* WRITTEN EXERCISE *
All of the material below is to be restated word for word, apart from the pictures.

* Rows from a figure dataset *

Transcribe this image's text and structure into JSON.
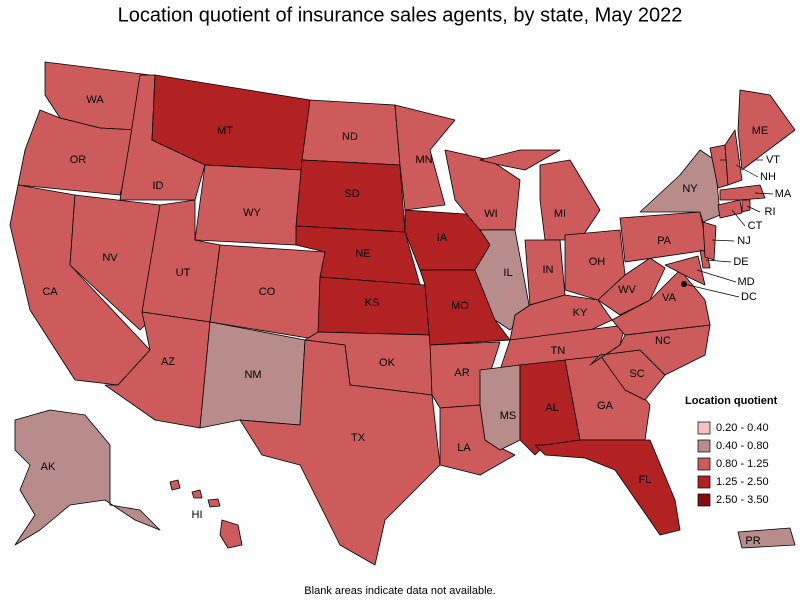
{
  "title": "Location quotient of insurance sales agents, by state, May 2022",
  "legend": {
    "title": "Location quotient",
    "items": [
      {
        "label": "0.20 - 0.40",
        "color": "#f3c3c3"
      },
      {
        "label": "0.40 - 0.80",
        "color": "#b98c8c"
      },
      {
        "label": "0.80 - 1.25",
        "color": "#cd5b5b"
      },
      {
        "label": "1.25 - 2.50",
        "color": "#b22222"
      },
      {
        "label": "2.50 - 3.50",
        "color": "#850e0e"
      }
    ]
  },
  "states": [
    {
      "label": "WA",
      "bin": "0.80 - 1.25"
    },
    {
      "label": "OR",
      "bin": "0.80 - 1.25"
    },
    {
      "label": "CA",
      "bin": "0.80 - 1.25"
    },
    {
      "label": "ID",
      "bin": "0.80 - 1.25"
    },
    {
      "label": "NV",
      "bin": "0.80 - 1.25"
    },
    {
      "label": "MT",
      "bin": "1.25 - 2.50"
    },
    {
      "label": "WY",
      "bin": "0.80 - 1.25"
    },
    {
      "label": "UT",
      "bin": "0.80 - 1.25"
    },
    {
      "label": "AZ",
      "bin": "0.80 - 1.25"
    },
    {
      "label": "CO",
      "bin": "0.80 - 1.25"
    },
    {
      "label": "NM",
      "bin": "0.40 - 0.80"
    },
    {
      "label": "ND",
      "bin": "0.80 - 1.25"
    },
    {
      "label": "SD",
      "bin": "1.25 - 2.50"
    },
    {
      "label": "NE",
      "bin": "1.25 - 2.50"
    },
    {
      "label": "KS",
      "bin": "1.25 - 2.50"
    },
    {
      "label": "OK",
      "bin": "0.80 - 1.25"
    },
    {
      "label": "TX",
      "bin": "0.80 - 1.25"
    },
    {
      "label": "MN",
      "bin": "0.80 - 1.25"
    },
    {
      "label": "IA",
      "bin": "1.25 - 2.50"
    },
    {
      "label": "MO",
      "bin": "1.25 - 2.50"
    },
    {
      "label": "AR",
      "bin": "0.80 - 1.25"
    },
    {
      "label": "LA",
      "bin": "0.80 - 1.25"
    },
    {
      "label": "WI",
      "bin": "0.80 - 1.25"
    },
    {
      "label": "IL",
      "bin": "0.40 - 0.80"
    },
    {
      "label": "MI",
      "bin": "0.80 - 1.25"
    },
    {
      "label": "IN",
      "bin": "0.80 - 1.25"
    },
    {
      "label": "OH",
      "bin": "0.80 - 1.25"
    },
    {
      "label": "KY",
      "bin": "0.80 - 1.25"
    },
    {
      "label": "TN",
      "bin": "0.80 - 1.25"
    },
    {
      "label": "MS",
      "bin": "0.40 - 0.80"
    },
    {
      "label": "AL",
      "bin": "1.25 - 2.50"
    },
    {
      "label": "GA",
      "bin": "0.80 - 1.25"
    },
    {
      "label": "FL",
      "bin": "1.25 - 2.50"
    },
    {
      "label": "SC",
      "bin": "0.80 - 1.25"
    },
    {
      "label": "NC",
      "bin": "0.80 - 1.25"
    },
    {
      "label": "VA",
      "bin": "0.80 - 1.25"
    },
    {
      "label": "WV",
      "bin": "0.80 - 1.25"
    },
    {
      "label": "PA",
      "bin": "0.80 - 1.25"
    },
    {
      "label": "NY",
      "bin": "0.40 - 0.80"
    },
    {
      "label": "MD",
      "bin": "0.80 - 1.25"
    },
    {
      "label": "DE",
      "bin": "0.80 - 1.25"
    },
    {
      "label": "NJ",
      "bin": "0.80 - 1.25"
    },
    {
      "label": "CT",
      "bin": "0.80 - 1.25"
    },
    {
      "label": "RI",
      "bin": "0.80 - 1.25"
    },
    {
      "label": "MA",
      "bin": "0.80 - 1.25"
    },
    {
      "label": "VT",
      "bin": "0.80 - 1.25"
    },
    {
      "label": "NH",
      "bin": "0.80 - 1.25"
    },
    {
      "label": "ME",
      "bin": "0.80 - 1.25"
    },
    {
      "label": "DC",
      "bin": "0.80 - 1.25"
    },
    {
      "label": "AK",
      "bin": "0.40 - 0.80"
    },
    {
      "label": "HI",
      "bin": "0.80 - 1.25"
    },
    {
      "label": "PR",
      "bin": "0.40 - 0.80"
    }
  ],
  "footnote": "Blank areas indicate data not available."
}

* ANSWER FOR THIS EXERCISE *
Transcribe this image's text and structure into JSON.
{
  "title": "Location quotient of insurance sales agents, by state, May 2022",
  "legend": {
    "title": "Location quotient",
    "items": [
      {
        "label": "0.20 - 0.40",
        "color": "#f3c3c3"
      },
      {
        "label": "0.40 - 0.80",
        "color": "#b98c8c"
      },
      {
        "label": "0.80 - 1.25",
        "color": "#cd5b5b"
      },
      {
        "label": "1.25 - 2.50",
        "color": "#b22222"
      },
      {
        "label": "2.50 - 3.50",
        "color": "#850e0e"
      }
    ]
  },
  "states": [
    {
      "label": "WA",
      "bin": "0.80 - 1.25"
    },
    {
      "label": "OR",
      "bin": "0.80 - 1.25"
    },
    {
      "label": "CA",
      "bin": "0.80 - 1.25"
    },
    {
      "label": "ID",
      "bin": "0.80 - 1.25"
    },
    {
      "label": "NV",
      "bin": "0.80 - 1.25"
    },
    {
      "label": "MT",
      "bin": "1.25 - 2.50"
    },
    {
      "label": "WY",
      "bin": "0.80 - 1.25"
    },
    {
      "label": "UT",
      "bin": "0.80 - 1.25"
    },
    {
      "label": "AZ",
      "bin": "0.80 - 1.25"
    },
    {
      "label": "CO",
      "bin": "0.80 - 1.25"
    },
    {
      "label": "NM",
      "bin": "0.40 - 0.80"
    },
    {
      "label": "ND",
      "bin": "0.80 - 1.25"
    },
    {
      "label": "SD",
      "bin": "1.25 - 2.50"
    },
    {
      "label": "NE",
      "bin": "1.25 - 2.50"
    },
    {
      "label": "KS",
      "bin": "1.25 - 2.50"
    },
    {
      "label": "OK",
      "bin": "0.80 - 1.25"
    },
    {
      "label": "TX",
      "bin": "0.80 - 1.25"
    },
    {
      "label": "MN",
      "bin": "0.80 - 1.25"
    },
    {
      "label": "IA",
      "bin": "1.25 - 2.50"
    },
    {
      "label": "MO",
      "bin": "1.25 - 2.50"
    },
    {
      "label": "AR",
      "bin": "0.80 - 1.25"
    },
    {
      "label": "LA",
      "bin": "0.80 - 1.25"
    },
    {
      "label": "WI",
      "bin": "0.80 - 1.25"
    },
    {
      "label": "IL",
      "bin": "0.40 - 0.80"
    },
    {
      "label": "MI",
      "bin": "0.80 - 1.25"
    },
    {
      "label": "IN",
      "bin": "0.80 - 1.25"
    },
    {
      "label": "OH",
      "bin": "0.80 - 1.25"
    },
    {
      "label": "KY",
      "bin": "0.80 - 1.25"
    },
    {
      "label": "TN",
      "bin": "0.80 - 1.25"
    },
    {
      "label": "MS",
      "bin": "0.40 - 0.80"
    },
    {
      "label": "AL",
      "bin": "1.25 - 2.50"
    },
    {
      "label": "GA",
      "bin": "0.80 - 1.25"
    },
    {
      "label": "FL",
      "bin": "1.25 - 2.50"
    },
    {
      "label": "SC",
      "bin": "0.80 - 1.25"
    },
    {
      "label": "NC",
      "bin": "0.80 - 1.25"
    },
    {
      "label": "VA",
      "bin": "0.80 - 1.25"
    },
    {
      "label": "WV",
      "bin": "0.80 - 1.25"
    },
    {
      "label": "PA",
      "bin": "0.80 - 1.25"
    },
    {
      "label": "NY",
      "bin": "0.40 - 0.80"
    },
    {
      "label": "MD",
      "bin": "0.80 - 1.25"
    },
    {
      "label": "DE",
      "bin": "0.80 - 1.25"
    },
    {
      "label": "NJ",
      "bin": "0.80 - 1.25"
    },
    {
      "label": "CT",
      "bin": "0.80 - 1.25"
    },
    {
      "label": "RI",
      "bin": "0.80 - 1.25"
    },
    {
      "label": "MA",
      "bin": "0.80 - 1.25"
    },
    {
      "label": "VT",
      "bin": "0.80 - 1.25"
    },
    {
      "label": "NH",
      "bin": "0.80 - 1.25"
    },
    {
      "label": "ME",
      "bin": "0.80 - 1.25"
    },
    {
      "label": "DC",
      "bin": "0.80 - 1.25"
    },
    {
      "label": "AK",
      "bin": "0.40 - 0.80"
    },
    {
      "label": "HI",
      "bin": "0.80 - 1.25"
    },
    {
      "label": "PR",
      "bin": "0.40 - 0.80"
    }
  ],
  "footnote": "Blank areas indicate data not available."
}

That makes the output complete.